### PROBLEM STATEMENT:
Transcribe the material in full, exactly as written.
· · · · · · ·
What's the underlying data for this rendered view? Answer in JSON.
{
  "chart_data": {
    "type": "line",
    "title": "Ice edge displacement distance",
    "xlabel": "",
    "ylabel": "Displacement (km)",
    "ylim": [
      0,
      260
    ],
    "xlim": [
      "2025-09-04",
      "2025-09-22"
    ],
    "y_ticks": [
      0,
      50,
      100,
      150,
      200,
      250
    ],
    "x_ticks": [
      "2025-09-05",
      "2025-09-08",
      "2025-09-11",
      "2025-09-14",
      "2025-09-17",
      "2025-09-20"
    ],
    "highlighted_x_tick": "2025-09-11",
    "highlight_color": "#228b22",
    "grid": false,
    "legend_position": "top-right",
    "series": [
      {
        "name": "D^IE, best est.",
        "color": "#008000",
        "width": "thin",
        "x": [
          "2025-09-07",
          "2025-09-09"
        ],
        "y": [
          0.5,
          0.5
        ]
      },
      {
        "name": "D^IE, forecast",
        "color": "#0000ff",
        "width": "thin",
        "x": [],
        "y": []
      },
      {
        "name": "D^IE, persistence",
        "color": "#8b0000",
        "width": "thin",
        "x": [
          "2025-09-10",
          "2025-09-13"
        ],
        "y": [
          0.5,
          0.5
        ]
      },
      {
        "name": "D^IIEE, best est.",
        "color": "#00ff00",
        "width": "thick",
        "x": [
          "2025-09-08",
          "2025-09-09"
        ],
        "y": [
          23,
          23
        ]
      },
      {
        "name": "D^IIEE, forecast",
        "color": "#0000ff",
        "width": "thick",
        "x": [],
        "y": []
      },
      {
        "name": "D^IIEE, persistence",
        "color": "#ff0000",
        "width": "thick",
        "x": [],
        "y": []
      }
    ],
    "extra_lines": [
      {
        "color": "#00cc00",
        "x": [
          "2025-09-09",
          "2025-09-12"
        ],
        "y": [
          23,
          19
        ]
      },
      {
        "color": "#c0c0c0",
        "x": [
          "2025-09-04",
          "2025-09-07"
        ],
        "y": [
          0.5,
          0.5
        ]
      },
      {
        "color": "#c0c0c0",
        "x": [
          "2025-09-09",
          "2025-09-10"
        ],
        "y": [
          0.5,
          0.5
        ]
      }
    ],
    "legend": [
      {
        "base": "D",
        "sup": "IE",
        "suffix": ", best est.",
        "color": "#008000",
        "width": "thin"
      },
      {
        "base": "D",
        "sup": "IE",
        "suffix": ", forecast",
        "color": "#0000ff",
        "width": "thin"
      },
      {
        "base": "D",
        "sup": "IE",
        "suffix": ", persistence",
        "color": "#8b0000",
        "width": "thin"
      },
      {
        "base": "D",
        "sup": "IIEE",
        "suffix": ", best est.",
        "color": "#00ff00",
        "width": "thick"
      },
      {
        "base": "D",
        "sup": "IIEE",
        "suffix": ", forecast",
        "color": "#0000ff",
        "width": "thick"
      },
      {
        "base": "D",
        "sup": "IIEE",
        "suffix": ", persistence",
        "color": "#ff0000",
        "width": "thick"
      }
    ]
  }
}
· · · · · · ·
### RESULT:
What's the underlying data for this rendered view? Answer in JSON.
{
  "chart_data": {
    "type": "line",
    "title": "Ice edge displacement distance",
    "xlabel": "",
    "ylabel": "Displacement (km)",
    "ylim": [
      0,
      260
    ],
    "xlim": [
      "2025-09-04",
      "2025-09-22"
    ],
    "y_ticks": [
      0,
      50,
      100,
      150,
      200,
      250
    ],
    "x_ticks": [
      "2025-09-05",
      "2025-09-08",
      "2025-09-11",
      "2025-09-14",
      "2025-09-17",
      "2025-09-20"
    ],
    "highlighted_x_tick": "2025-09-11",
    "highlight_color": "#228b22",
    "grid": false,
    "legend_position": "top-right",
    "series": [
      {
        "name": "D^IE, best est.",
        "color": "#008000",
        "width": "thin",
        "x": [
          "2025-09-07",
          "2025-09-09"
        ],
        "y": [
          0.5,
          0.5
        ]
      },
      {
        "name": "D^IE, forecast",
        "color": "#0000ff",
        "width": "thin",
        "x": [],
        "y": []
      },
      {
        "name": "D^IE, persistence",
        "color": "#8b0000",
        "width": "thin",
        "x": [
          "2025-09-10",
          "2025-09-13"
        ],
        "y": [
          0.5,
          0.5
        ]
      },
      {
        "name": "D^IIEE, best est.",
        "color": "#00ff00",
        "width": "thick",
        "x": [
          "2025-09-08",
          "2025-09-09"
        ],
        "y": [
          23,
          23
        ]
      },
      {
        "name": "D^IIEE, forecast",
        "color": "#0000ff",
        "width": "thick",
        "x": [],
        "y": []
      },
      {
        "name": "D^IIEE, persistence",
        "color": "#ff0000",
        "width": "thick",
        "x": [],
        "y": []
      }
    ],
    "extra_lines": [
      {
        "color": "#00cc00",
        "x": [
          "2025-09-09",
          "2025-09-12"
        ],
        "y": [
          23,
          19
        ]
      },
      {
        "color": "#c0c0c0",
        "x": [
          "2025-09-04",
          "2025-09-07"
        ],
        "y": [
          0.5,
          0.5
        ]
      },
      {
        "color": "#c0c0c0",
        "x": [
          "2025-09-09",
          "2025-09-10"
        ],
        "y": [
          0.5,
          0.5
        ]
      }
    ],
    "legend": [
      {
        "base": "D",
        "sup": "IE",
        "suffix": ", best est.",
        "color": "#008000",
        "width": "thin"
      },
      {
        "base": "D",
        "sup": "IE",
        "suffix": ", forecast",
        "color": "#0000ff",
        "width": "thin"
      },
      {
        "base": "D",
        "sup": "IE",
        "suffix": ", persistence",
        "color": "#8b0000",
        "width": "thin"
      },
      {
        "base": "D",
        "sup": "IIEE",
        "suffix": ", best est.",
        "color": "#00ff00",
        "width": "thick"
      },
      {
        "base": "D",
        "sup": "IIEE",
        "suffix": ", forecast",
        "color": "#0000ff",
        "width": "thick"
      },
      {
        "base": "D",
        "sup": "IIEE",
        "suffix": ", persistence",
        "color": "#ff0000",
        "width": "thick"
      }
    ]
  }
}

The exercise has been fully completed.